--- BEGIN Exercise input ---

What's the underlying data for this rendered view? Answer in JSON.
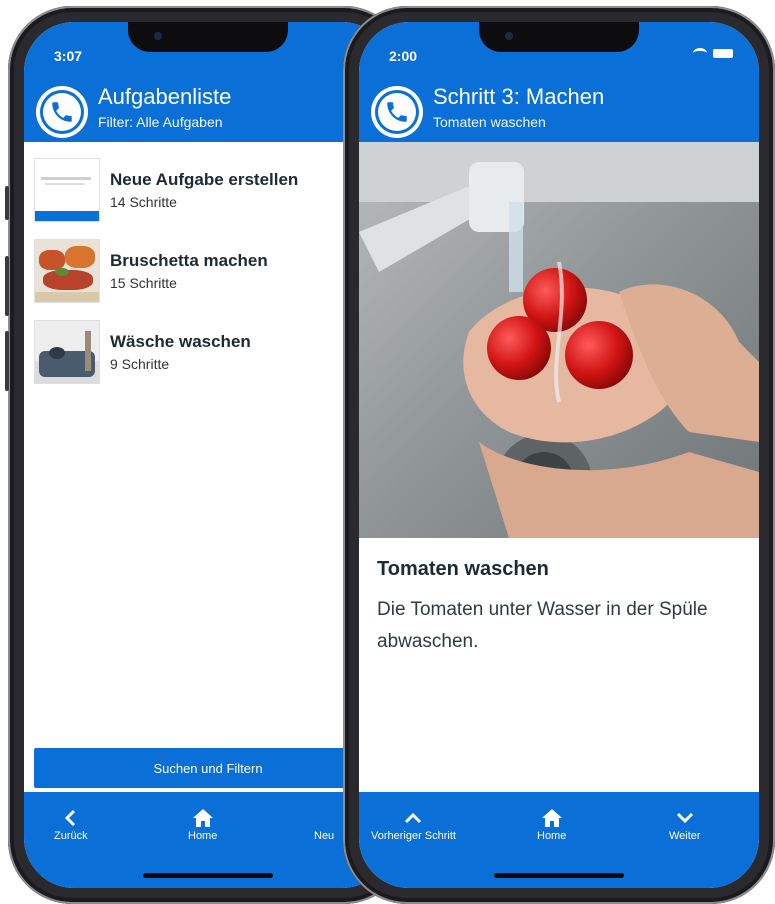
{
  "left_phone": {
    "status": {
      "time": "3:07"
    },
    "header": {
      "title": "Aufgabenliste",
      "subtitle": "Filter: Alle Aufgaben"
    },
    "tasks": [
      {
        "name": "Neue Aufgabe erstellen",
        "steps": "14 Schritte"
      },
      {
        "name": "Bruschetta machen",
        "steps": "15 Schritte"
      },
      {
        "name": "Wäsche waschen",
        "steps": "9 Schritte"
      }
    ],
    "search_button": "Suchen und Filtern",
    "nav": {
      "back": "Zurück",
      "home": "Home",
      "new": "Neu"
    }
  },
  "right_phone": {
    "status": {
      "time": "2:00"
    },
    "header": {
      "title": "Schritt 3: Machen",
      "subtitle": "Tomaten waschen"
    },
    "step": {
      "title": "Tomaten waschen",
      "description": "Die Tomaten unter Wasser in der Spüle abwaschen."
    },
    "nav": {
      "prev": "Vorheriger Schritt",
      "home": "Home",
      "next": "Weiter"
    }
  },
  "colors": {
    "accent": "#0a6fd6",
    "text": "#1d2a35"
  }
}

--- END Exercise input ---

What is asked:
Restate the whole listing above exactly, except for its images.

Solution to this exercise:
What's the underlying data for this rendered view? Answer in JSON.
{
  "left_phone": {
    "status": {
      "time": "3:07"
    },
    "header": {
      "title": "Aufgabenliste",
      "subtitle": "Filter: Alle Aufgaben"
    },
    "tasks": [
      {
        "name": "Neue Aufgabe erstellen",
        "steps": "14 Schritte"
      },
      {
        "name": "Bruschetta machen",
        "steps": "15 Schritte"
      },
      {
        "name": "Wäsche waschen",
        "steps": "9 Schritte"
      }
    ],
    "search_button": "Suchen und Filtern",
    "nav": {
      "back": "Zurück",
      "home": "Home",
      "new": "Neu"
    }
  },
  "right_phone": {
    "status": {
      "time": "2:00"
    },
    "header": {
      "title": "Schritt 3: Machen",
      "subtitle": "Tomaten waschen"
    },
    "step": {
      "title": "Tomaten waschen",
      "description": "Die Tomaten unter Wasser in der Spüle abwaschen."
    },
    "nav": {
      "prev": "Vorheriger Schritt",
      "home": "Home",
      "next": "Weiter"
    }
  },
  "colors": {
    "accent": "#0a6fd6",
    "text": "#1d2a35"
  }
}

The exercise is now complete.